===== DATASET EXCERPTS =====

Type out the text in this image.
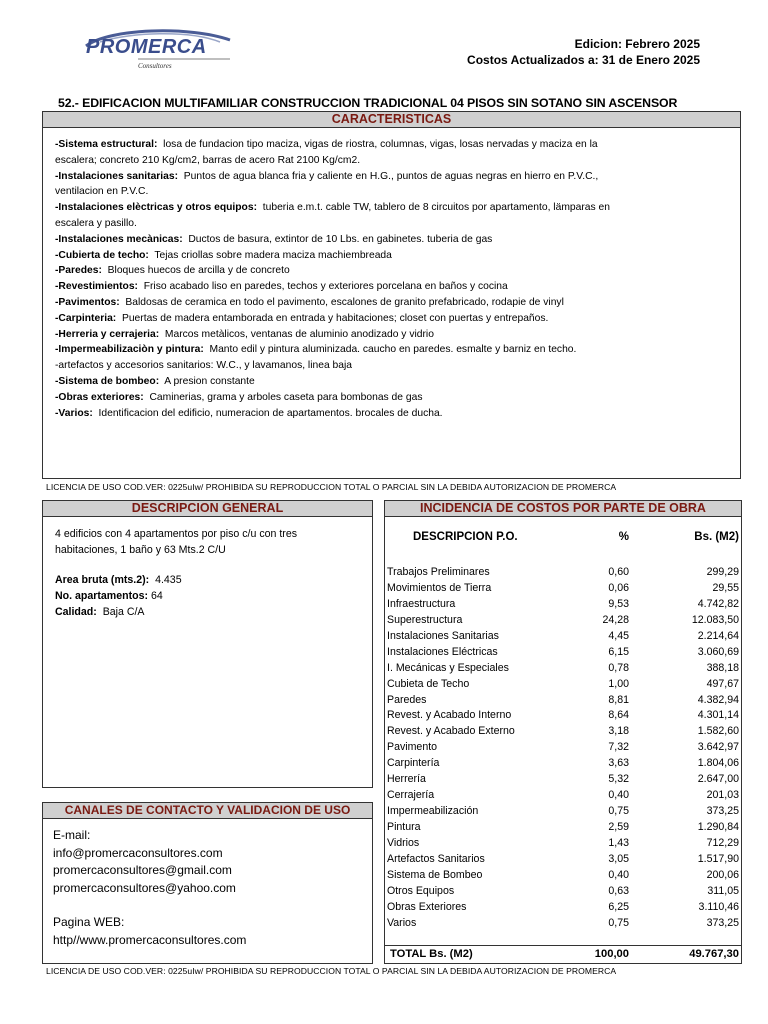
PROMERCA
Consultores
Edicion: Febrero 2025
Costos Actualizados a: 31 de Enero 2025
52.- EDIFICACION MULTIFAMILIAR CONSTRUCCION TRADICIONAL 04 PISOS SIN SOTANO SIN ASCENSOR
CARACTERISTICAS
-Sistema estructural: losa de fundacion tipo maciza, vigas de riostra, columnas, vigas, losas nervadas y maciza en la
escalera; concreto 210 Kg/cm2, barras de acero Rat 2100 Kg/cm2.
-Instalaciones sanitarias: Puntos de agua blanca fria y caliente en H.G., puntos de aguas negras en hierro en P.V.C.,
ventilacion en P.V.C.
-Instalaciones elèctricas y otros equipos: tuberia e.m.t. cable TW, tablero de 8 circuitos por apartamento, lämparas en
escalera y pasillo.
-Instalaciones mecànicas: Ductos de basura, extintor de 10 Lbs. en gabinetes. tuberia de gas
-Cubierta de techo: Tejas criollas sobre madera maciza machiembreada
-Paredes: Bloques huecos de arcilla y de concreto
-Revestimientos: Friso acabado liso en paredes, techos y exteriores porcelana en baños y cocina
-Pavimentos: Baldosas de ceramica en todo el pavimento, escalones de granito prefabricado, rodapie de vinyl
-Carpinteria: Puertas de madera entamborada en entrada y habitaciones; closet con puertas y entrepaños.
-Herreria y cerrajeria: Marcos metàlicos, ventanas de aluminio anodizado y vidrio
-Impermeabilizaciòn y pintura: Manto edil y pintura aluminizada. caucho en paredes. esmalte y barniz en techo.
-artefactos y accesorios sanitarios: W.C., y lavamanos, linea baja
-Sistema de bombeo: A presion constante
-Obras exteriores: Caminerias, grama y arboles caseta para bombonas de gas
-Varios: Identificacion del edificio, numeracion de apartamentos. brocales de ducha.
LICENCIA DE USO COD.VER: 0225uIw/ PROHIBIDA SU REPRODUCCION TOTAL O PARCIAL SIN LA DEBIDA AUTORIZACION DE PROMERCA
DESCRIPCION GENERAL
4 edificios con 4 apartamentos por piso c/u con tres
habitaciones, 1 baño y 63 Mts.2 C/U
Area bruta (mts.2): 4.435
No. apartamentos: 64
Calidad: Baja C/A
CANALES DE CONTACTO Y VALIDACION DE USO
E-mail:
info@promercaconsultores.com
promercaconsultores@gmail.com
promercaconsultores@yahoo.com
Pagina WEB:
http//www.promercaconsultores.com
INCIDENCIA DE COSTOS POR PARTE DE OBRA
DESCRIPCION P.O.	%	Bs. (M2)
Trabajos Preliminares	0,60	299,29
Movimientos de Tierra	0,06	29,55
Infraestructura	9,53	4.742,82
Superestructura	24,28	12.083,50
Instalaciones Sanitarias	4,45	2.214,64
Instalaciones Eléctricas	6,15	3.060,69
I. Mecánicas y Especiales	0,78	388,18
Cubieta de Techo	1,00	497,67
Paredes	8,81	4.382,94
Revest. y Acabado Interno	8,64	4.301,14
Revest. y Acabado Externo	3,18	1.582,60
Pavimento	7,32	3.642,97
Carpintería	3,63	1.804,06
Herrería	5,32	2.647,00
Cerrajería	0,40	201,03
Impermeabilización	0,75	373,25
Pintura	2,59	1.290,84
Vidrios	1,43	712,29
Artefactos Sanitarios	3,05	1.517,90
Sistema de Bombeo	0,40	200,06
Otros Equipos	0,63	311,05
Obras Exteriores	6,25	3.110,46
Varios	0,75	373,25
TOTAL Bs. (M2)	100,00	49.767,30
LICENCIA DE USO COD.VER: 0225uIw/ PROHIBIDA SU REPRODUCCION TOTAL O PARCIAL SIN LA DEBIDA AUTORIZACION DE PROMERCA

=====

▶ [WORK TO BE COMPLETED] Quote in full the listing given above; the images are to be left out.

▶ [RESULT OF THE TASK]
Type out the text in this image.
PROMERCA
Consultores
Edicion: Febrero 2025
Costos Actualizados a: 31 de Enero 2025
52.- EDIFICACION MULTIFAMILIAR CONSTRUCCION TRADICIONAL 04 PISOS SIN SOTANO SIN ASCENSOR
CARACTERISTICAS
-Sistema estructural: losa de fundacion tipo maciza, vigas de riostra, columnas, vigas, losas nervadas y maciza en la
escalera; concreto 210 Kg/cm2, barras de acero Rat 2100 Kg/cm2.
-Instalaciones sanitarias: Puntos de agua blanca fria y caliente en H.G., puntos de aguas negras en hierro en P.V.C.,
ventilacion en P.V.C.
-Instalaciones elèctricas y otros equipos: tuberia e.m.t. cable TW, tablero de 8 circuitos por apartamento, lämparas en
escalera y pasillo.
-Instalaciones mecànicas: Ductos de basura, extintor de 10 Lbs. en gabinetes. tuberia de gas
-Cubierta de techo: Tejas criollas sobre madera maciza machiembreada
-Paredes: Bloques huecos de arcilla y de concreto
-Revestimientos: Friso acabado liso en paredes, techos y exteriores porcelana en baños y cocina
-Pavimentos: Baldosas de ceramica en todo el pavimento, escalones de granito prefabricado, rodapie de vinyl
-Carpinteria: Puertas de madera entamborada en entrada y habitaciones; closet con puertas y entrepaños.
-Herreria y cerrajeria: Marcos metàlicos, ventanas de aluminio anodizado y vidrio
-Impermeabilizaciòn y pintura: Manto edil y pintura aluminizada. caucho en paredes. esmalte y barniz en techo.
-artefactos y accesorios sanitarios: W.C., y lavamanos, linea baja
-Sistema de bombeo: A presion constante
-Obras exteriores: Caminerias, grama y arboles caseta para bombonas de gas
-Varios: Identificacion del edificio, numeracion de apartamentos. brocales de ducha.
LICENCIA DE USO COD.VER: 0225uIw/ PROHIBIDA SU REPRODUCCION TOTAL O PARCIAL SIN LA DEBIDA AUTORIZACION DE PROMERCA
DESCRIPCION GENERAL
4 edificios con 4 apartamentos por piso c/u con tres
habitaciones, 1 baño y 63 Mts.2 C/U
Area bruta (mts.2): 4.435
No. apartamentos: 64
Calidad: Baja C/A
CANALES DE CONTACTO Y VALIDACION DE USO
E-mail:
info@promercaconsultores.com
promercaconsultores@gmail.com
promercaconsultores@yahoo.com
Pagina WEB:
http//www.promercaconsultores.com
INCIDENCIA DE COSTOS POR PARTE DE OBRA
DESCRIPCION P.O.	%	Bs. (M2)
Trabajos Preliminares	0,60	299,29
Movimientos de Tierra	0,06	29,55
Infraestructura	9,53	4.742,82
Superestructura	24,28	12.083,50
Instalaciones Sanitarias	4,45	2.214,64
Instalaciones Eléctricas	6,15	3.060,69
I. Mecánicas y Especiales	0,78	388,18
Cubieta de Techo	1,00	497,67
Paredes	8,81	4.382,94
Revest. y Acabado Interno	8,64	4.301,14
Revest. y Acabado Externo	3,18	1.582,60
Pavimento	7,32	3.642,97
Carpintería	3,63	1.804,06
Herrería	5,32	2.647,00
Cerrajería	0,40	201,03
Impermeabilización	0,75	373,25
Pintura	2,59	1.290,84
Vidrios	1,43	712,29
Artefactos Sanitarios	3,05	1.517,90
Sistema de Bombeo	0,40	200,06
Otros Equipos	0,63	311,05
Obras Exteriores	6,25	3.110,46
Varios	0,75	373,25
TOTAL Bs. (M2)	100,00	49.767,30
LICENCIA DE USO COD.VER: 0225uIw/ PROHIBIDA SU REPRODUCCION TOTAL O PARCIAL SIN LA DEBIDA AUTORIZACION DE PROMERCA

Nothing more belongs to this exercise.